(Figure content listings)
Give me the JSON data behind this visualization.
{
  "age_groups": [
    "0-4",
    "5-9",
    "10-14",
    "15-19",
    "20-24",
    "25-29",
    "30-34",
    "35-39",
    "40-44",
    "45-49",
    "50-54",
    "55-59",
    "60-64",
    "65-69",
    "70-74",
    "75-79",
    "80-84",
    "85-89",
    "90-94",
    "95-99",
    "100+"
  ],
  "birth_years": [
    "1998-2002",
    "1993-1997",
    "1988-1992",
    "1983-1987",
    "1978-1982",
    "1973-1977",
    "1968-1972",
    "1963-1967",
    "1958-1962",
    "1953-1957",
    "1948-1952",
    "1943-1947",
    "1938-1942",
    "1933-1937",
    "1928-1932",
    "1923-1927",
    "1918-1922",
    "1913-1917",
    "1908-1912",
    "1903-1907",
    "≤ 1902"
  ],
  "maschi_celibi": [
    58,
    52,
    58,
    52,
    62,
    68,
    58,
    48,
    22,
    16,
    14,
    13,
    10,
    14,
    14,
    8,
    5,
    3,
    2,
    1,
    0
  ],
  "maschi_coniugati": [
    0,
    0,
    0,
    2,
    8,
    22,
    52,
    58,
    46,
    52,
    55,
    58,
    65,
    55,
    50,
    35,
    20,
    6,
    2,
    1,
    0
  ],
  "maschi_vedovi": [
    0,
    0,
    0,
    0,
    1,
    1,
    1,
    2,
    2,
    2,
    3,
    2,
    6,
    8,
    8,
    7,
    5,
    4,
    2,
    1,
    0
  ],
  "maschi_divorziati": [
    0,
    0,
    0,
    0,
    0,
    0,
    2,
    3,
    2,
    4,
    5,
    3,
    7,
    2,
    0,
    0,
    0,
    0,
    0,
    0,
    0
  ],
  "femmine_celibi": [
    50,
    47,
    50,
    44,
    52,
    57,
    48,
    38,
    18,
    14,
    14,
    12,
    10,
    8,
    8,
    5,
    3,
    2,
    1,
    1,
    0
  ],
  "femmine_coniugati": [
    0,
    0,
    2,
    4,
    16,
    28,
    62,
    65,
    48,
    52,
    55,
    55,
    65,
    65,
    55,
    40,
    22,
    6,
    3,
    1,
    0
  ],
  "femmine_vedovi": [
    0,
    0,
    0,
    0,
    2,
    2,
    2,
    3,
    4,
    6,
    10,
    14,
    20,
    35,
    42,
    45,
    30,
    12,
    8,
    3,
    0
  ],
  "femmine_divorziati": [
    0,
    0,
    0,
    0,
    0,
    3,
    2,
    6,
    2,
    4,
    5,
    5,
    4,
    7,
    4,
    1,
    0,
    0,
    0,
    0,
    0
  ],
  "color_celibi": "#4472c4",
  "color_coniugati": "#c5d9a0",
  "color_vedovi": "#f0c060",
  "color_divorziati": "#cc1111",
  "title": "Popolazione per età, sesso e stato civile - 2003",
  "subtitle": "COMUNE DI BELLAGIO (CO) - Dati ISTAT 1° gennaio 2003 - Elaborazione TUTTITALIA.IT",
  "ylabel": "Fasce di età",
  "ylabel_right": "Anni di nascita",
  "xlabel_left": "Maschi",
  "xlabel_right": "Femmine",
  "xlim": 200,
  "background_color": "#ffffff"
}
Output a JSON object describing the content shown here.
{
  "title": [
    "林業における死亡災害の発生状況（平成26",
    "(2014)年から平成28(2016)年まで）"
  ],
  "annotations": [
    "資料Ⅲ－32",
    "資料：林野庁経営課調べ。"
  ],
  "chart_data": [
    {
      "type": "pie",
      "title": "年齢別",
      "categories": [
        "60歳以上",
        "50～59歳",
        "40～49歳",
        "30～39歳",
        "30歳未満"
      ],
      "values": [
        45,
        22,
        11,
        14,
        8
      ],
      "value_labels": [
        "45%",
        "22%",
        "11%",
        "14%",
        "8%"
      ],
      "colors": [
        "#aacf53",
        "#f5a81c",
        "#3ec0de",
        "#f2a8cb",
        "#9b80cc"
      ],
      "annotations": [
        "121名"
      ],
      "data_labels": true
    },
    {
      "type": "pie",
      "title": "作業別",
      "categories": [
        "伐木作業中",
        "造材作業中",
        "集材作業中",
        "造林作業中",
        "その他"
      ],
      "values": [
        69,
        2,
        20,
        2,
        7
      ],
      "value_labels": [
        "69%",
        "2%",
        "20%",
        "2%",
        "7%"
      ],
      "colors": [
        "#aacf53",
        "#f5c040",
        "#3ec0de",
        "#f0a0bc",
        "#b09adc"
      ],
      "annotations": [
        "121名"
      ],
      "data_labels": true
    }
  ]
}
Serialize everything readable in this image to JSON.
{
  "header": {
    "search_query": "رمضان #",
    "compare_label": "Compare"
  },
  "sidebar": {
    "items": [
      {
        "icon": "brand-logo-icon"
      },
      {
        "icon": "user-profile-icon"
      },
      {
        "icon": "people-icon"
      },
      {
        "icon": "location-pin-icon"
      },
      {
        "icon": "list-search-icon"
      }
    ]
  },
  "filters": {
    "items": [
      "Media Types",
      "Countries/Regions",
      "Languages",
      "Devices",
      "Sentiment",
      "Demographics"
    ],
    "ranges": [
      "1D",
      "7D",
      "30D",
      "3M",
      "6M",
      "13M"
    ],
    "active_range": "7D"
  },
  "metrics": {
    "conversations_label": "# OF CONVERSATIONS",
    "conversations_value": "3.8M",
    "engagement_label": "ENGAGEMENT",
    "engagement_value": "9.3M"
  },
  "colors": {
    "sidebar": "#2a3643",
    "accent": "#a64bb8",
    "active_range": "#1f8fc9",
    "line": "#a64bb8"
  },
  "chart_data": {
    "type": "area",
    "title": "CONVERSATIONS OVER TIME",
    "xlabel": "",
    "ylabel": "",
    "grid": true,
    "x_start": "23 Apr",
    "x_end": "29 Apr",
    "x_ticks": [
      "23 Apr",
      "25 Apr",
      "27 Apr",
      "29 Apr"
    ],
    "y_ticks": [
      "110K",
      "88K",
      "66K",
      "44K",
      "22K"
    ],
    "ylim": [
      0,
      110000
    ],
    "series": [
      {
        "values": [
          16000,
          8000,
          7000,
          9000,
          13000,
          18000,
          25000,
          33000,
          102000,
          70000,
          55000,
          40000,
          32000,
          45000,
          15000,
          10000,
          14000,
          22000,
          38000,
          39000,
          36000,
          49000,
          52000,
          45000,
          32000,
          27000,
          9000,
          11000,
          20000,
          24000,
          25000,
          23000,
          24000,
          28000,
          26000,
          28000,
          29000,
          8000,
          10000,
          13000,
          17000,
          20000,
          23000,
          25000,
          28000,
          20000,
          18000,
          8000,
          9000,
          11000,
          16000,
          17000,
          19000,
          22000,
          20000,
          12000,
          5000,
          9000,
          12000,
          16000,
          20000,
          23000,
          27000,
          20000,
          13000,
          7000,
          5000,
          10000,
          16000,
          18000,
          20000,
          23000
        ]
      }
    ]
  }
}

## [WHAT IS BEING ASKED]
From the first line to the last, retype the data exactly.

## [EXERCISE RESPONSE]
Give me the JSON data behind this visualization.
{
  "age_groups": [
    "0-4",
    "5-9",
    "10-14",
    "15-19",
    "20-24",
    "25-29",
    "30-34",
    "35-39",
    "40-44",
    "45-49",
    "50-54",
    "55-59",
    "60-64",
    "65-69",
    "70-74",
    "75-79",
    "80-84",
    "85-89",
    "90-94",
    "95-99",
    "100+"
  ],
  "birth_years": [
    "1998-2002",
    "1993-1997",
    "1988-1992",
    "1983-1987",
    "1978-1982",
    "1973-1977",
    "1968-1972",
    "1963-1967",
    "1958-1962",
    "1953-1957",
    "1948-1952",
    "1943-1947",
    "1938-1942",
    "1933-1937",
    "1928-1932",
    "1923-1927",
    "1918-1922",
    "1913-1917",
    "1908-1912",
    "1903-1907",
    "≤ 1902"
  ],
  "maschi_celibi": [
    58,
    52,
    58,
    52,
    62,
    68,
    58,
    48,
    22,
    16,
    14,
    13,
    10,
    14,
    14,
    8,
    5,
    3,
    2,
    1,
    0
  ],
  "maschi_coniugati": [
    0,
    0,
    0,
    2,
    8,
    22,
    52,
    58,
    46,
    52,
    55,
    58,
    65,
    55,
    50,
    35,
    20,
    6,
    2,
    1,
    0
  ],
  "maschi_vedovi": [
    0,
    0,
    0,
    0,
    1,
    1,
    1,
    2,
    2,
    2,
    3,
    2,
    6,
    8,
    8,
    7,
    5,
    4,
    2,
    1,
    0
  ],
  "maschi_divorziati": [
    0,
    0,
    0,
    0,
    0,
    0,
    2,
    3,
    2,
    4,
    5,
    3,
    7,
    2,
    0,
    0,
    0,
    0,
    0,
    0,
    0
  ],
  "femmine_celibi": [
    50,
    47,
    50,
    44,
    52,
    57,
    48,
    38,
    18,
    14,
    14,
    12,
    10,
    8,
    8,
    5,
    3,
    2,
    1,
    1,
    0
  ],
  "femmine_coniugati": [
    0,
    0,
    2,
    4,
    16,
    28,
    62,
    65,
    48,
    52,
    55,
    55,
    65,
    65,
    55,
    40,
    22,
    6,
    3,
    1,
    0
  ],
  "femmine_vedovi": [
    0,
    0,
    0,
    0,
    2,
    2,
    2,
    3,
    4,
    6,
    10,
    14,
    20,
    35,
    42,
    45,
    30,
    12,
    8,
    3,
    0
  ],
  "femmine_divorziati": [
    0,
    0,
    0,
    0,
    0,
    3,
    2,
    6,
    2,
    4,
    5,
    5,
    4,
    7,
    4,
    1,
    0,
    0,
    0,
    0,
    0
  ],
  "color_celibi": "#4472c4",
  "color_coniugati": "#c5d9a0",
  "color_vedovi": "#f0c060",
  "color_divorziati": "#cc1111",
  "title": "Popolazione per età, sesso e stato civile - 2003",
  "subtitle": "COMUNE DI BELLAGIO (CO) - Dati ISTAT 1° gennaio 2003 - Elaborazione TUTTITALIA.IT",
  "ylabel": "Fasce di età",
  "ylabel_right": "Anni di nascita",
  "xlabel_left": "Maschi",
  "xlabel_right": "Femmine",
  "xlim": 200,
  "background_color": "#ffffff"
}
Output a JSON object describing the content shown here.
{
  "title": [
    "林業における死亡災害の発生状況（平成26",
    "(2014)年から平成28(2016)年まで）"
  ],
  "annotations": [
    "資料Ⅲ－32",
    "資料：林野庁経営課調べ。"
  ],
  "chart_data": [
    {
      "type": "pie",
      "title": "年齢別",
      "categories": [
        "60歳以上",
        "50～59歳",
        "40～49歳",
        "30～39歳",
        "30歳未満"
      ],
      "values": [
        45,
        22,
        11,
        14,
        8
      ],
      "value_labels": [
        "45%",
        "22%",
        "11%",
        "14%",
        "8%"
      ],
      "colors": [
        "#aacf53",
        "#f5a81c",
        "#3ec0de",
        "#f2a8cb",
        "#9b80cc"
      ],
      "annotations": [
        "121名"
      ],
      "data_labels": true
    },
    {
      "type": "pie",
      "title": "作業別",
      "categories": [
        "伐木作業中",
        "造材作業中",
        "集材作業中",
        "造林作業中",
        "その他"
      ],
      "values": [
        69,
        2,
        20,
        2,
        7
      ],
      "value_labels": [
        "69%",
        "2%",
        "20%",
        "2%",
        "7%"
      ],
      "colors": [
        "#aacf53",
        "#f5c040",
        "#3ec0de",
        "#f0a0bc",
        "#b09adc"
      ],
      "annotations": [
        "121名"
      ],
      "data_labels": true
    }
  ]
}
Serialize everything readable in this image to JSON.
{
  "header": {
    "search_query": "رمضان #",
    "compare_label": "Compare"
  },
  "sidebar": {
    "items": [
      {
        "icon": "brand-logo-icon"
      },
      {
        "icon": "user-profile-icon"
      },
      {
        "icon": "people-icon"
      },
      {
        "icon": "location-pin-icon"
      },
      {
        "icon": "list-search-icon"
      }
    ]
  },
  "filters": {
    "items": [
      "Media Types",
      "Countries/Regions",
      "Languages",
      "Devices",
      "Sentiment",
      "Demographics"
    ],
    "ranges": [
      "1D",
      "7D",
      "30D",
      "3M",
      "6M",
      "13M"
    ],
    "active_range": "7D"
  },
  "metrics": {
    "conversations_label": "# OF CONVERSATIONS",
    "conversations_value": "3.8M",
    "engagement_label": "ENGAGEMENT",
    "engagement_value": "9.3M"
  },
  "colors": {
    "sidebar": "#2a3643",
    "accent": "#a64bb8",
    "active_range": "#1f8fc9",
    "line": "#a64bb8"
  },
  "chart_data": {
    "type": "area",
    "title": "CONVERSATIONS OVER TIME",
    "xlabel": "",
    "ylabel": "",
    "grid": true,
    "x_start": "23 Apr",
    "x_end": "29 Apr",
    "x_ticks": [
      "23 Apr",
      "25 Apr",
      "27 Apr",
      "29 Apr"
    ],
    "y_ticks": [
      "110K",
      "88K",
      "66K",
      "44K",
      "22K"
    ],
    "ylim": [
      0,
      110000
    ],
    "series": [
      {
        "values": [
          16000,
          8000,
          7000,
          9000,
          13000,
          18000,
          25000,
          33000,
          102000,
          70000,
          55000,
          40000,
          32000,
          45000,
          15000,
          10000,
          14000,
          22000,
          38000,
          39000,
          36000,
          49000,
          52000,
          45000,
          32000,
          27000,
          9000,
          11000,
          20000,
          24000,
          25000,
          23000,
          24000,
          28000,
          26000,
          28000,
          29000,
          8000,
          10000,
          13000,
          17000,
          20000,
          23000,
          25000,
          28000,
          20000,
          18000,
          8000,
          9000,
          11000,
          16000,
          17000,
          19000,
          22000,
          20000,
          12000,
          5000,
          9000,
          12000,
          16000,
          20000,
          23000,
          27000,
          20000,
          13000,
          7000,
          5000,
          10000,
          16000,
          18000,
          20000,
          23000
        ]
      }
    ]
  }
}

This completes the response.